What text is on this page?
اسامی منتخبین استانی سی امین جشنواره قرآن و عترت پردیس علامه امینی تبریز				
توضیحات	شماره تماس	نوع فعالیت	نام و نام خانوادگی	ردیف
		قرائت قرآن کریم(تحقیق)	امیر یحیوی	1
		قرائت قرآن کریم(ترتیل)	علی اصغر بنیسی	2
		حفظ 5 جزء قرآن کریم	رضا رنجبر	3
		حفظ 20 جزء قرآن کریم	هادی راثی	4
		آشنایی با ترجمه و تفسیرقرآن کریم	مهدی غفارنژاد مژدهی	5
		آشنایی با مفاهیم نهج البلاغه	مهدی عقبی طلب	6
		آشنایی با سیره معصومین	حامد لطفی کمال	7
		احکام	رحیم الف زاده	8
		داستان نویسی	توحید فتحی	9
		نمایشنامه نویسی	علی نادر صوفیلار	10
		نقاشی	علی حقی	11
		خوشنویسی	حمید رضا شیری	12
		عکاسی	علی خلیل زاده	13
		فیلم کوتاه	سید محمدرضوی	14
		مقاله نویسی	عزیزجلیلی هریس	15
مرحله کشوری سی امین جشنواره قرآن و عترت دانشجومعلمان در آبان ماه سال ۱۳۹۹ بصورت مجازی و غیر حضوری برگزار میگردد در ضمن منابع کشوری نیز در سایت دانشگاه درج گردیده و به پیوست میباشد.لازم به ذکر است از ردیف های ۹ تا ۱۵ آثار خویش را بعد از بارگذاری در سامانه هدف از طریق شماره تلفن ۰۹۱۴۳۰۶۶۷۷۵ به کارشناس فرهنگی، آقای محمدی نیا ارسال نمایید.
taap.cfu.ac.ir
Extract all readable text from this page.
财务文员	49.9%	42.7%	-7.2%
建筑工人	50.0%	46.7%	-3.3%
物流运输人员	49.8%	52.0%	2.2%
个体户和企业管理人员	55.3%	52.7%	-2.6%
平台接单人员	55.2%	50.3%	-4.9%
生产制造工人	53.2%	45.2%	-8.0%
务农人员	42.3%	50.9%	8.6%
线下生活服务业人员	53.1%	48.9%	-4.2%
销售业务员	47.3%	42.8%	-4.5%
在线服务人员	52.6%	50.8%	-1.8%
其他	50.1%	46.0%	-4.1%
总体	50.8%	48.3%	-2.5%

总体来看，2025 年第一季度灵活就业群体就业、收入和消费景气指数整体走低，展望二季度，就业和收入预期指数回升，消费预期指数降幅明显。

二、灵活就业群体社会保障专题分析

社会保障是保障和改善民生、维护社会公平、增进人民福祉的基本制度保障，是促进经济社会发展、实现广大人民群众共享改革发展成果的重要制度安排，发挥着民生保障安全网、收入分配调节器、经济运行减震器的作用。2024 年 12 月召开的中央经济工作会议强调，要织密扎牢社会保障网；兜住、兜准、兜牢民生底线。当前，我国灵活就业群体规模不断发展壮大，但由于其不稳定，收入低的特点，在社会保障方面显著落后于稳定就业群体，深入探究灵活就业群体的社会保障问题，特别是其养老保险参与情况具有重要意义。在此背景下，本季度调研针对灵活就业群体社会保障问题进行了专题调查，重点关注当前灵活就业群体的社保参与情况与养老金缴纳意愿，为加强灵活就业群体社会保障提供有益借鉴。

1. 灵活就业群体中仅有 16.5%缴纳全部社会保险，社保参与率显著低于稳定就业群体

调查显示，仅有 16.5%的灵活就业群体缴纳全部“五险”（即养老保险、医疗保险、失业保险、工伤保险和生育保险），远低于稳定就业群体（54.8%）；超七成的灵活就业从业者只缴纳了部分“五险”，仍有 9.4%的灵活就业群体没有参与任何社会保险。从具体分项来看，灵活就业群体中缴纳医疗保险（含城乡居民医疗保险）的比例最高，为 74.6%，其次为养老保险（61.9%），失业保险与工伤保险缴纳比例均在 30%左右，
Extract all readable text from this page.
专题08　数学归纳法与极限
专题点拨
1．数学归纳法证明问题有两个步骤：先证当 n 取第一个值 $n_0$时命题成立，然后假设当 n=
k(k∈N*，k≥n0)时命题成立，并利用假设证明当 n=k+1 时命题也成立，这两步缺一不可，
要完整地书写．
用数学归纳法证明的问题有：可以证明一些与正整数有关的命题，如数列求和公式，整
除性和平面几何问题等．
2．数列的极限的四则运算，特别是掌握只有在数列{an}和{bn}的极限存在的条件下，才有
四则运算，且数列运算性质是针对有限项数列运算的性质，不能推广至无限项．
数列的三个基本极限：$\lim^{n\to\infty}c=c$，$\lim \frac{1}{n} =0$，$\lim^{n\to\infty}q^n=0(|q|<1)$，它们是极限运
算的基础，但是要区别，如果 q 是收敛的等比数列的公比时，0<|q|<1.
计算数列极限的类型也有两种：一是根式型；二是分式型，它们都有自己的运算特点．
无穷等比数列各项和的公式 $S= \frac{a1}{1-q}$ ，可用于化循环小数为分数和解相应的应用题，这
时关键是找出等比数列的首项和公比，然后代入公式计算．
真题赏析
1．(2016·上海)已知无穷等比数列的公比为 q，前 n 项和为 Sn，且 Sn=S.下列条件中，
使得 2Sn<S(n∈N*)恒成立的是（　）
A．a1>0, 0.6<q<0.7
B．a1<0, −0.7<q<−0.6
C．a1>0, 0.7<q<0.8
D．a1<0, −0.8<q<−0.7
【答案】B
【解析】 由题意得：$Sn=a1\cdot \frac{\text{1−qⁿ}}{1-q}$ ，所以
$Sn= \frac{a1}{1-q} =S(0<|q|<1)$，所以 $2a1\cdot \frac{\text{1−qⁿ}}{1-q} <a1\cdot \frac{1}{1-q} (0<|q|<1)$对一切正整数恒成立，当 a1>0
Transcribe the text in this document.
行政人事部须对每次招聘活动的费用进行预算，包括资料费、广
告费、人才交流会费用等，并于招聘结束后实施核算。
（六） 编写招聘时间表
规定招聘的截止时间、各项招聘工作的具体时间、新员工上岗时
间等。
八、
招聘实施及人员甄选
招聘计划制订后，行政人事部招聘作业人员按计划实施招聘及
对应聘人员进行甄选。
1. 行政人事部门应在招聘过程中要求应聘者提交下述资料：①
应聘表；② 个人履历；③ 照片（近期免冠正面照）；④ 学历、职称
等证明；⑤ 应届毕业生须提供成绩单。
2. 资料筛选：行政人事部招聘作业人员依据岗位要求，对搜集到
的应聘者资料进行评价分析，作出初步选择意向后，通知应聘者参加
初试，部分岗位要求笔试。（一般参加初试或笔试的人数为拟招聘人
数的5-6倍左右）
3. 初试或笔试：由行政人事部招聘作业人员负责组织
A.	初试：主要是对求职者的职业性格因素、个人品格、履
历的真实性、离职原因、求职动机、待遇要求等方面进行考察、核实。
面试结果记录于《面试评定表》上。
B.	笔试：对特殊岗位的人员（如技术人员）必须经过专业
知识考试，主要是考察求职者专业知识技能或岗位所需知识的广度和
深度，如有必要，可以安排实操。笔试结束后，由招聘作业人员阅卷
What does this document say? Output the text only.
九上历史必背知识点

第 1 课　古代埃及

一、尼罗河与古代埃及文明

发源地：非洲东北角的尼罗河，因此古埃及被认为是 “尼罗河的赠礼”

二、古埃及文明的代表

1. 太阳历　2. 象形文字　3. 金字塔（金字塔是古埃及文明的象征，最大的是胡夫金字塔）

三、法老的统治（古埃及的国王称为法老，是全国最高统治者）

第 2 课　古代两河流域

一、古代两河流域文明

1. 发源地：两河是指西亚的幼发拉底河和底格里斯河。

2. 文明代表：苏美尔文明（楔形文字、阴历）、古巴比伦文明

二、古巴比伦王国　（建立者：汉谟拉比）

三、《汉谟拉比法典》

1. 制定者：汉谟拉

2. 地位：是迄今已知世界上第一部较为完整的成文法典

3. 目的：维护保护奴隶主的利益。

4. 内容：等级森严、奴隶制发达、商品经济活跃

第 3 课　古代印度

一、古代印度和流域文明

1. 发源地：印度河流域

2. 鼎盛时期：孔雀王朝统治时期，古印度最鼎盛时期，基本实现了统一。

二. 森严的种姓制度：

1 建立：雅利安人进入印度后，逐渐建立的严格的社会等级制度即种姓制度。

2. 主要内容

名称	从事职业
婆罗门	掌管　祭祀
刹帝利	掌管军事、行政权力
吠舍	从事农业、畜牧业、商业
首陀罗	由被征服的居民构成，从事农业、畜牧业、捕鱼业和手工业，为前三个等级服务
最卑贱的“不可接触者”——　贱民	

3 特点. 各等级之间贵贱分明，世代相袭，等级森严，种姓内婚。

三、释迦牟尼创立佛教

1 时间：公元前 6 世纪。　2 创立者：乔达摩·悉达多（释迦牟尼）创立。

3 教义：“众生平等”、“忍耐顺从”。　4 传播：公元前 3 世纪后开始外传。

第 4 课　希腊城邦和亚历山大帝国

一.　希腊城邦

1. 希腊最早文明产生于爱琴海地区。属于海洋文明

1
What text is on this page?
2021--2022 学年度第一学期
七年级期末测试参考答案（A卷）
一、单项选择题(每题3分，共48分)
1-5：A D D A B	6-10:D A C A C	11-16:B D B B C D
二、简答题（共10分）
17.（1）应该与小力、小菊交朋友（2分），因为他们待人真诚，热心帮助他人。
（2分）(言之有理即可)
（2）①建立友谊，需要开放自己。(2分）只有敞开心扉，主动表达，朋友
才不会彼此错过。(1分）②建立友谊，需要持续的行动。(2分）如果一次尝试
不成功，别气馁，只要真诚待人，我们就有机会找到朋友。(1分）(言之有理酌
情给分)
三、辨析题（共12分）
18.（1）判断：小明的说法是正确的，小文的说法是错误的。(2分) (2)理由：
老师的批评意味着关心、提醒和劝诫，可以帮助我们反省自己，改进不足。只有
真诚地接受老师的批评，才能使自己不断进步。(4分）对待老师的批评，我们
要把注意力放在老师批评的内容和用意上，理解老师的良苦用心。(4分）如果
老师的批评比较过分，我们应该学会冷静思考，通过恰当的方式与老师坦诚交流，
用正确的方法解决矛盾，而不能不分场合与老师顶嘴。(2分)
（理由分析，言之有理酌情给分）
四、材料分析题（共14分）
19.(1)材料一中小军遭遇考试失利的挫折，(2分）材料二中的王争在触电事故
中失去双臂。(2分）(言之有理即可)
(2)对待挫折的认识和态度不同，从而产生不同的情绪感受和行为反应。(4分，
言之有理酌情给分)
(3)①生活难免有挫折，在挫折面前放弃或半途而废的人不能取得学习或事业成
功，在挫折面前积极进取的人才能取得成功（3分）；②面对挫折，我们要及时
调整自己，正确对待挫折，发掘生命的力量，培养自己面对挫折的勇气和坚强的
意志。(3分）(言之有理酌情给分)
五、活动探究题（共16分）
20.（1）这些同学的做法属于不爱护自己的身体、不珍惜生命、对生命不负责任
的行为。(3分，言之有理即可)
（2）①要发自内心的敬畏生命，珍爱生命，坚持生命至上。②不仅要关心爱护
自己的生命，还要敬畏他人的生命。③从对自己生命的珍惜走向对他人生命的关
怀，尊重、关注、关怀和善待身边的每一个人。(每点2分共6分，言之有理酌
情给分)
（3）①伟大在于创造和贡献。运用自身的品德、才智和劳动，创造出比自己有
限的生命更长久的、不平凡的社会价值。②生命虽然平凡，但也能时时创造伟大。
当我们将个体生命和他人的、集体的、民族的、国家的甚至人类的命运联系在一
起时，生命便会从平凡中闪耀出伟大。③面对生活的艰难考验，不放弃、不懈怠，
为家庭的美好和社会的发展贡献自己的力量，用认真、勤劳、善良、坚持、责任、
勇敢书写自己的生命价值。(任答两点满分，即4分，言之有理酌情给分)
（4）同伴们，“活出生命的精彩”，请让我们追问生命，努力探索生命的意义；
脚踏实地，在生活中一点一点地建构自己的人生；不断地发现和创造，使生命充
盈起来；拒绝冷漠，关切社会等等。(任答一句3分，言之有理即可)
- - -
EXERCISE DESCRIPTION: Extract from the data every line where "text" shows up.

COMPLETE RESPONSE:
What text is on this page?
Extract all readable text from this page.
Extract all readable text from this page.
【解析】 由题意得：$Sn=a1\cdot \frac{\text{1−qⁿ}}{1-q}$ ，所以
$Sn= \frac{a1}{1-q} =S(0<|q|<1)$，所以 $2a1\cdot \frac{\text{1−qⁿ}}{1-q} <a1\cdot \frac{1}{1-q} (0<|q|<1)$对一切正整数恒成立，当 a1>0
Transcribe the text in this document.
What does this document say? Output the text only.
What text is on this page?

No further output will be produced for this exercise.